* _Goal of the exercise_:
Wherever the string "забудови" appears, copy the whole line.

* _Data for the task_:

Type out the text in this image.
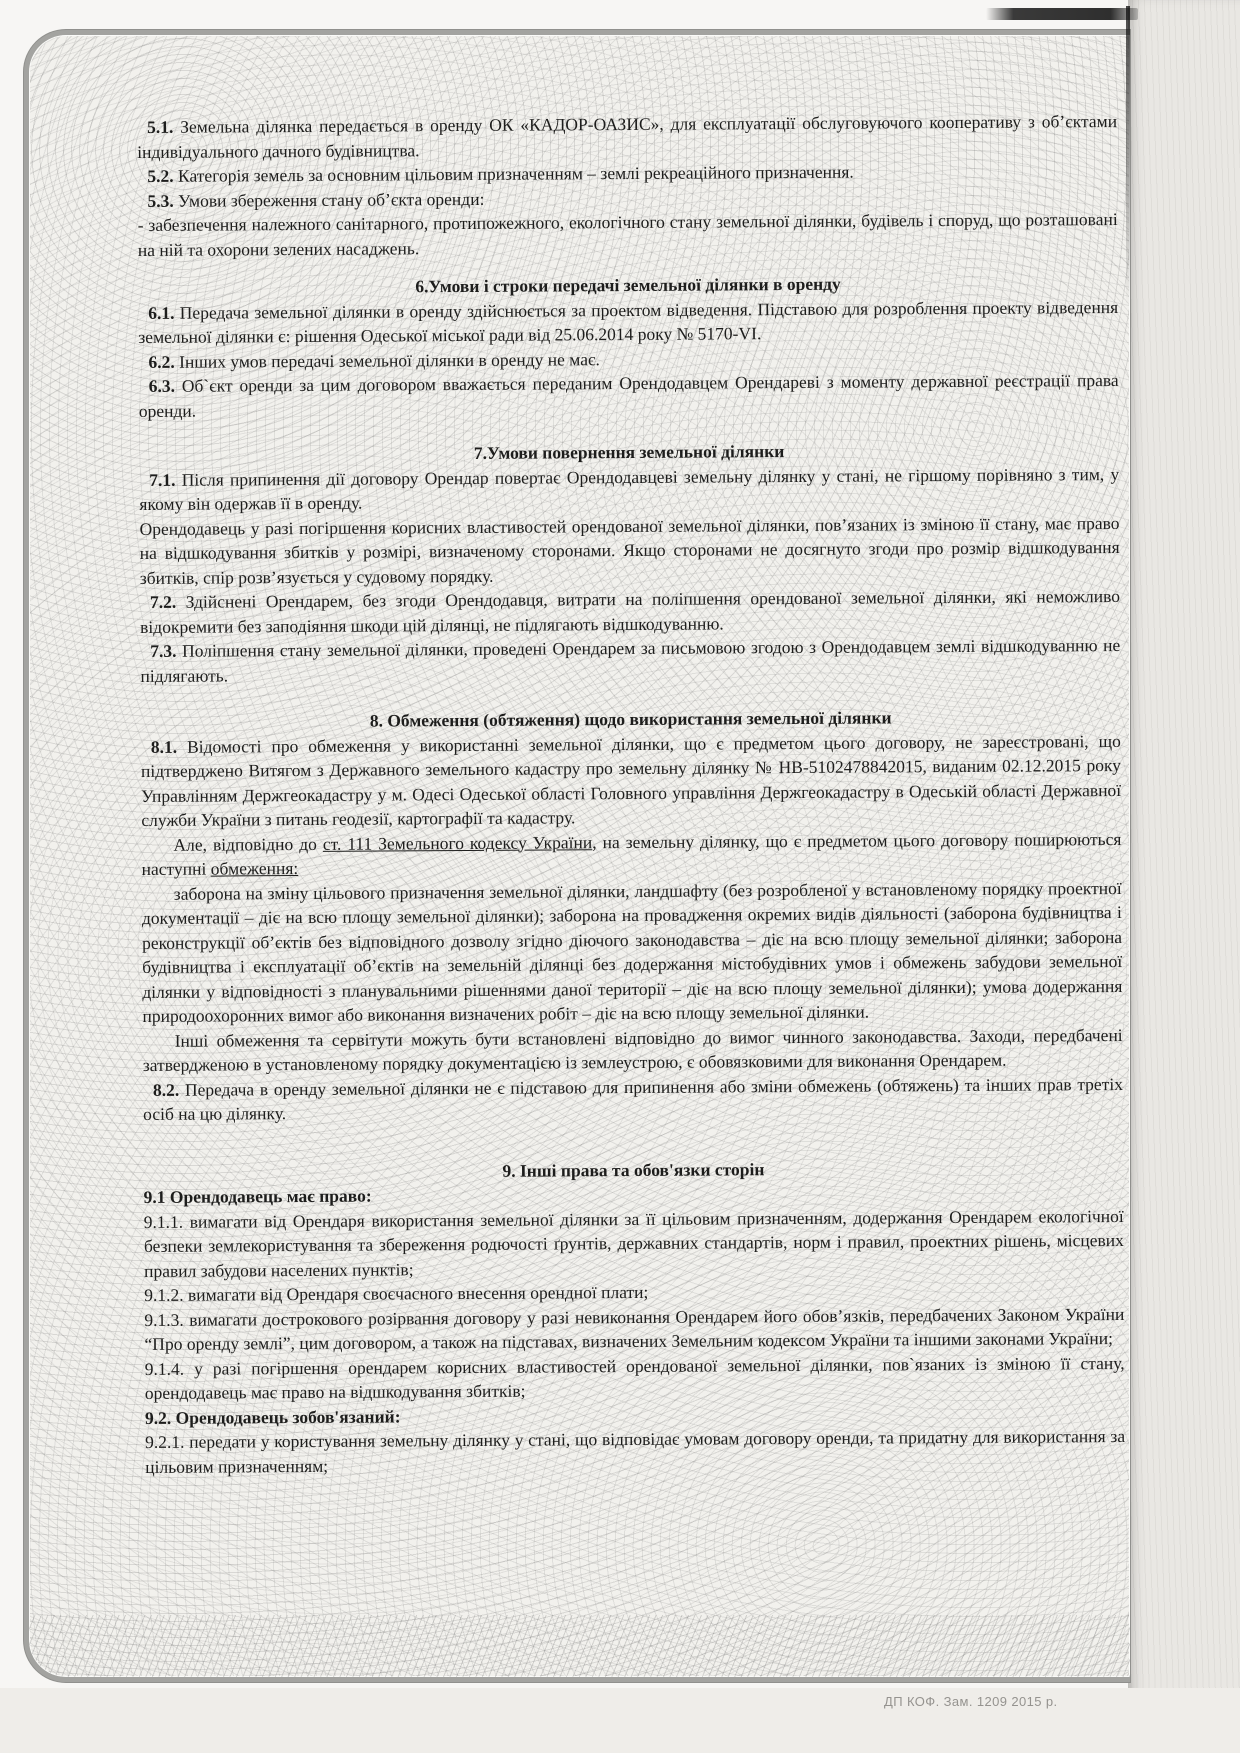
5.1. Земельна ділянка передається в оренду ОК «КАДОР-ОАЗИС», для експлуатації обслуговуючого кооперативу з об’єктами індивідуального дачного будівництва.

5.2. Категорія земель за основним цільовим призначенням – землі рекреаційного призначення.

5.3. Умови збереження стану об’єкта оренди:

- забезпечення належного санітарного, протипожежного, екологічного стану земельної ділянки, будівель і споруд, що розташовані на ній та охорони зелених насаджень.

6.Умови і строки передачі земельної ділянки в оренду

6.1. Передача земельної ділянки в оренду здійснюється за проектом відведення. Підставою для розроблення проекту відведення земельної ділянки є: рішення Одеської міської ради від 25.06.2014 року № 5170-VI.

6.2. Інших умов передачі земельної ділянки в оренду не має.

6.3. Об`єкт оренди за цим договором вважається переданим Орендодавцем Орендареві з моменту державної реєстрації права оренди.

7.Умови повернення земельної ділянки

7.1. Після припинення дії договору Орендар повертає Орендодавцеві земельну ділянку у стані, не гіршому порівняно з тим, у якому він одержав її в оренду.

Орендодавець у разі погіршення корисних властивостей орендованої земельної ділянки, пов’язаних із зміною її стану, має право на відшкодування збитків у розмірі, визначеному сторонами. Якщо сторонами не досягнуто згоди про розмір відшкодування збитків, спір розв’язується у судовому порядку.

7.2. Здійснені Орендарем, без згоди Орендодавця, витрати на поліпшення орендованої земельної ділянки, які неможливо відокремити без заподіяння шкоди цій ділянці, не підлягають відшкодуванню.

7.3. Поліпшення стану земельної ділянки, проведені Орендарем за письмовою згодою з Орендодавцем землі відшкодуванню не підлягають.

8. Обмеження (обтяження) щодо використання земельної ділянки

8.1. Відомості про обмеження у використанні земельної ділянки, що є предметом цього договору, не зареєстровані, що підтверджено Витягом з Державного земельного кадастру про земельну ділянку № НВ-5102478842015, виданим 02.12.2015 року Управлінням Держгеокадастру у м. Одесі Одеської області Головного управління Держгеокадастру в Одеській області Державної служби України з питань геодезії, картографії та кадастру.

Але, відповідно до ст. 111 Земельного кодексу України, на земельну ділянку, що є предметом цього договору поширюються наступні обмеження:

заборона на зміну цільового призначення земельної ділянки, ландшафту (без розробленої у встановленому порядку проектної документації – діє на всю площу земельної ділянки); заборона на провадження окремих видів діяльності (заборона будівництва і реконструкції об’єктів без відповідного дозволу згідно діючого законодавства – діє на всю площу земельної ділянки; заборона будівництва і експлуатації об’єктів на земельній ділянці без додержання містобудівних умов і обмежень забудови земельної ділянки у відповідності з планувальними рішеннями даної території – діє на всю площу земельної ділянки); умова додержання природоохоронних вимог або виконання визначених робіт – діє на всю площу земельної ділянки.

Інші обмеження та сервітути можуть бути встановлені відповідно до вимог чинного законодавства. Заходи, передбачені затвердженою в установленому порядку документацією із землеустрою, є обовязковими для виконання Орендарем.

8.2. Передача в оренду земельної ділянки не є підставою для припинення або зміни обмежень (обтяжень) та інших прав третіх осіб на цю ділянку.

9. Інші права та обов'язки сторін

9.1 Орендодавець має право:

9.1.1. вимагати від Орендаря використання земельної ділянки за її цільовим призначенням, додержання Орендарем екологічної безпеки землекористування та збереження родючості ґрунтів, державних стандартів, норм і правил, проектних рішень, місцевих правил забудови населених пунктів;

9.1.2. вимагати від Орендаря своєчасного внесення орендної плати;

9.1.3. вимагати дострокового розірвання договору у разі невиконання Орендарем його обов’язків, передбачених Законом України “Про оренду землі”, цим договором, а також на підставах, визначених Земельним кодексом України та іншими законами України;

9.1.4. у разі погіршення орендарем корисних властивостей орендованої земельної ділянки, пов`язаних із зміною її стану, орендодавець має право на відшкодування збитків;

9.2. Орендодавець зобов'язаний:

9.2.1. передати у користування земельну ділянку у стані, що відповідає умовам договору оренди, та придатну для використання за цільовим призначенням;

ДП КОФ. Зам. 1209 2015 р.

* _Response to this task_:
заборона на зміну цільового призначення земельної ділянки, ландшафту (без розробленої у встановленому порядку проектної документації – діє на всю площу земельної ділянки); заборона на провадження окремих видів діяльності (заборона будівництва і реконструкції об’єктів без відповідного дозволу згідно діючого законодавства – діє на всю площу земельної ділянки; заборона будівництва і експлуатації об’єктів на земельній ділянці без додержання містобудівних умов і обмежень забудови земельної ділянки у відповідності з планувальними рішеннями даної території – діє на всю площу земельної ділянки); умова додержання природоохоронних вимог або виконання визначених робіт – діє на всю площу земельної ділянки.
9.1.1. вимагати від Орендаря використання земельної ділянки за її цільовим призначенням, додержання Орендарем екологічної безпеки землекористування та збереження родючості ґрунтів, державних стандартів, норм і правил, проектних рішень, місцевих правил забудови населених пунктів;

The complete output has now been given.